THE EXERCISE =
Collect every line below that contains the word "幼儿园法律法规学习心得体会".

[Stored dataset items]
::::
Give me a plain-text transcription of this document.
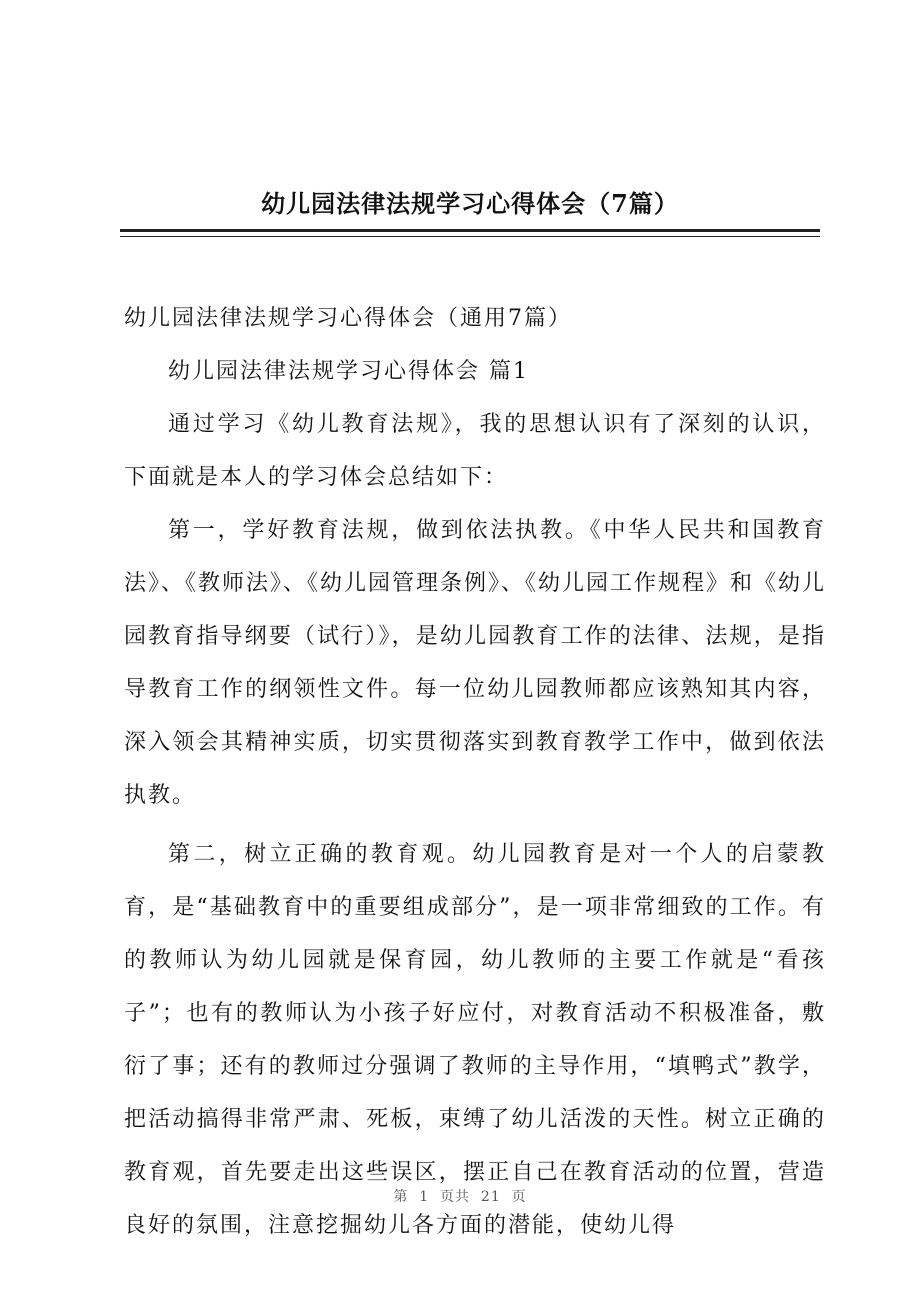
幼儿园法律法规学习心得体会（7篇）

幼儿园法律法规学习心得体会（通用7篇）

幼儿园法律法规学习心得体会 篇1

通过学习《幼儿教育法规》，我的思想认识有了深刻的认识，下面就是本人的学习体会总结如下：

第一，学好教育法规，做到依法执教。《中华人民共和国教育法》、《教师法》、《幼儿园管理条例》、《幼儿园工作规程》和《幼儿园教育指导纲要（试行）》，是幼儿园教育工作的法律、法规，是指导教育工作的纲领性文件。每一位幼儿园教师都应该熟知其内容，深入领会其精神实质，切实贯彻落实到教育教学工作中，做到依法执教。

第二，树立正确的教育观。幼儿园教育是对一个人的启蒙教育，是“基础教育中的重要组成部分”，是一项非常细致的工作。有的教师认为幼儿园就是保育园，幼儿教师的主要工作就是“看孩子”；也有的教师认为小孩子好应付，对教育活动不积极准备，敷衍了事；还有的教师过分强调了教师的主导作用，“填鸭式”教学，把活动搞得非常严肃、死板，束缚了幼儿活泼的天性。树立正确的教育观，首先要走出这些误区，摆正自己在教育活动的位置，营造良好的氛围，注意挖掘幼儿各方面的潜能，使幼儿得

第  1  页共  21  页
::::
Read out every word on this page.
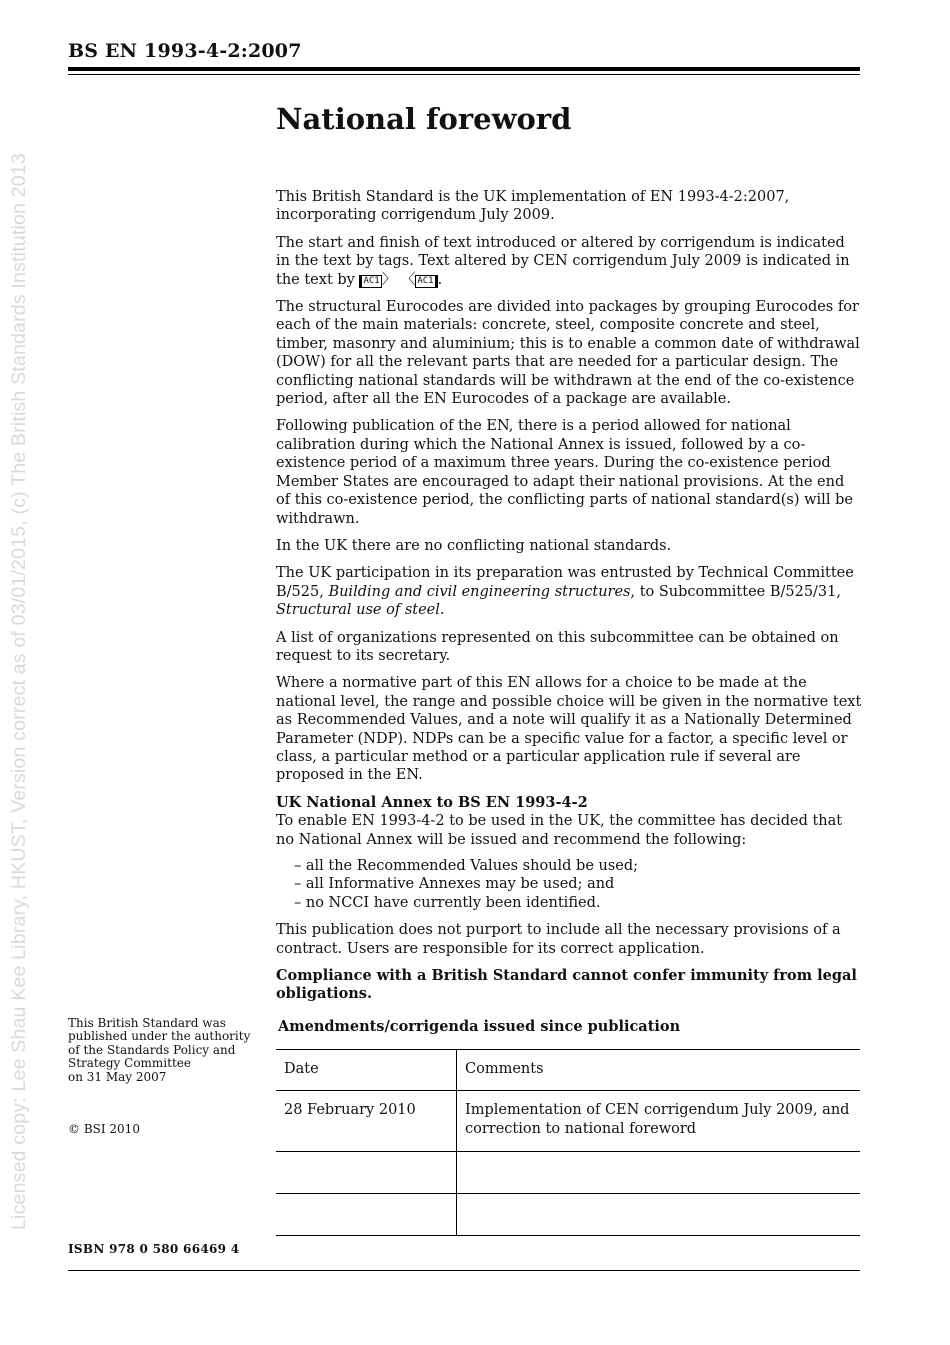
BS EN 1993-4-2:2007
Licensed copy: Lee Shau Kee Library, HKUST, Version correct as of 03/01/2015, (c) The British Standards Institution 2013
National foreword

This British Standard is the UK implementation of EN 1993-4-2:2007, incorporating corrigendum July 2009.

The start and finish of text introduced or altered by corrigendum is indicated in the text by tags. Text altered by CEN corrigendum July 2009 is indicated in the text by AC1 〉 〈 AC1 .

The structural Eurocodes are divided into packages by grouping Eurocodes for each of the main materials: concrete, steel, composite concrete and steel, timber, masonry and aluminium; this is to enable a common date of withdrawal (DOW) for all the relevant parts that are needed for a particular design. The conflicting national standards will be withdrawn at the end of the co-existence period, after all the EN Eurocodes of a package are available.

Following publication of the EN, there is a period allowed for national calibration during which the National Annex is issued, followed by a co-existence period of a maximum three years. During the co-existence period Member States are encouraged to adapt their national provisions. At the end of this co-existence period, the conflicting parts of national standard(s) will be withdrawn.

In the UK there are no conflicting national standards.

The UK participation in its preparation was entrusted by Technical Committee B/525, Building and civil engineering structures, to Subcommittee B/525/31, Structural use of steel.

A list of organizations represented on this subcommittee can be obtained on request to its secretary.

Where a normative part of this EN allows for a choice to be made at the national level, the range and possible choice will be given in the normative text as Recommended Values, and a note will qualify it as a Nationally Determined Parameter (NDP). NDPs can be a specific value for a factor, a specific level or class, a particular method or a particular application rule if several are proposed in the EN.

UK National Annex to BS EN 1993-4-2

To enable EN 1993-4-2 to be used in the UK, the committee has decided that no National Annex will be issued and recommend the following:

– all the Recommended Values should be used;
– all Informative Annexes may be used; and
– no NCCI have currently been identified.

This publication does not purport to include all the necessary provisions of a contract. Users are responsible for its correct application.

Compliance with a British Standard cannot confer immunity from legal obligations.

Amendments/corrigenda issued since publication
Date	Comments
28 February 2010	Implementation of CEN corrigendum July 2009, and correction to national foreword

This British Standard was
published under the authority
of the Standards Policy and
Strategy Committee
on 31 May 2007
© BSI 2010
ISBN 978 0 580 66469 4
::::
ANSWER TO THE TASK =
幼儿园法律法规学习心得体会（7篇）
幼儿园法律法规学习心得体会（通用7篇）
幼儿园法律法规学习心得体会 篇1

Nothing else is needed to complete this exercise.